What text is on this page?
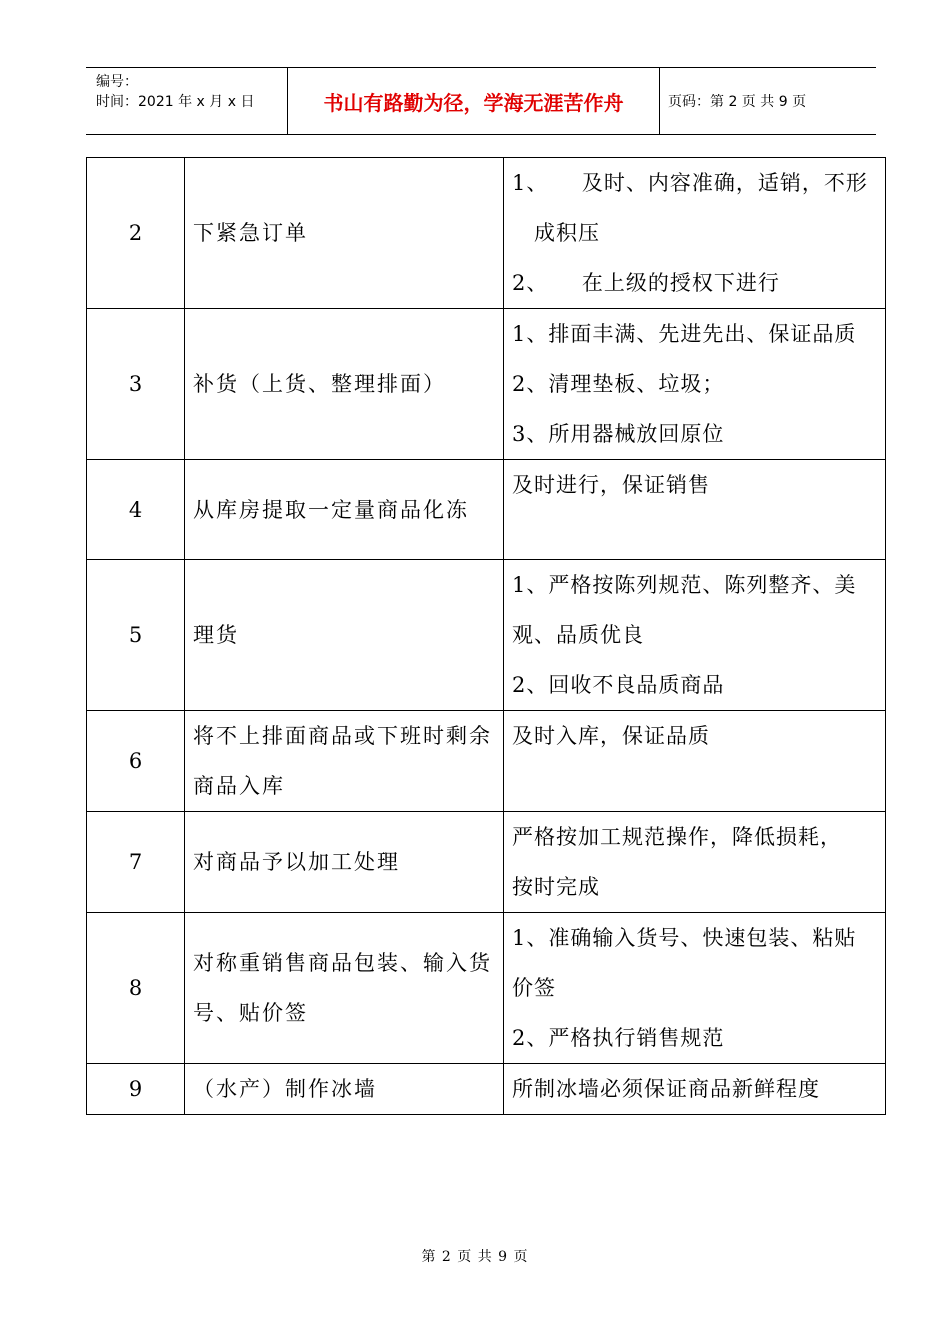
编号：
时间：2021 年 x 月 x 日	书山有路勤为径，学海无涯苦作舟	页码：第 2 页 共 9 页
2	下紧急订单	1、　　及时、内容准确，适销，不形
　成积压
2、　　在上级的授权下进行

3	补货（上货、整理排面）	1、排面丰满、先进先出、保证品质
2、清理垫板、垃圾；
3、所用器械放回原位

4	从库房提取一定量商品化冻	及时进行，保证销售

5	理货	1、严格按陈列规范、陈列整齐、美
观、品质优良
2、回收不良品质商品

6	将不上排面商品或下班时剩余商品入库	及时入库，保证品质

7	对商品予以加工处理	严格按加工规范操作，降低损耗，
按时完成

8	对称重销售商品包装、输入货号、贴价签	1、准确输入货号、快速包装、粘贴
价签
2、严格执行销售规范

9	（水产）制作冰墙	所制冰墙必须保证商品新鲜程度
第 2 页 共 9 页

Work required ::
Each entry gets copied exactly; the pictures stay out.

The result ::
What text is on this page?
编号：
时间：2021 年 x 月 x 日	书山有路勤为径，学海无涯苦作舟	页码：第 2 页 共 9 页
2	下紧急订单	1、　　及时、内容准确，适销，不形
　成积压
2、　　在上级的授权下进行

3	补货（上货、整理排面）	1、排面丰满、先进先出、保证品质
2、清理垫板、垃圾；
3、所用器械放回原位

4	从库房提取一定量商品化冻	及时进行，保证销售

5	理货	1、严格按陈列规范、陈列整齐、美
观、品质优良
2、回收不良品质商品

6	将不上排面商品或下班时剩余商品入库	及时入库，保证品质

7	对商品予以加工处理	严格按加工规范操作，降低损耗，
按时完成

8	对称重销售商品包装、输入货号、贴价签	1、准确输入货号、快速包装、粘贴
价签
2、严格执行销售规范

9	（水产）制作冰墙	所制冰墙必须保证商品新鲜程度
第 2 页 共 9 页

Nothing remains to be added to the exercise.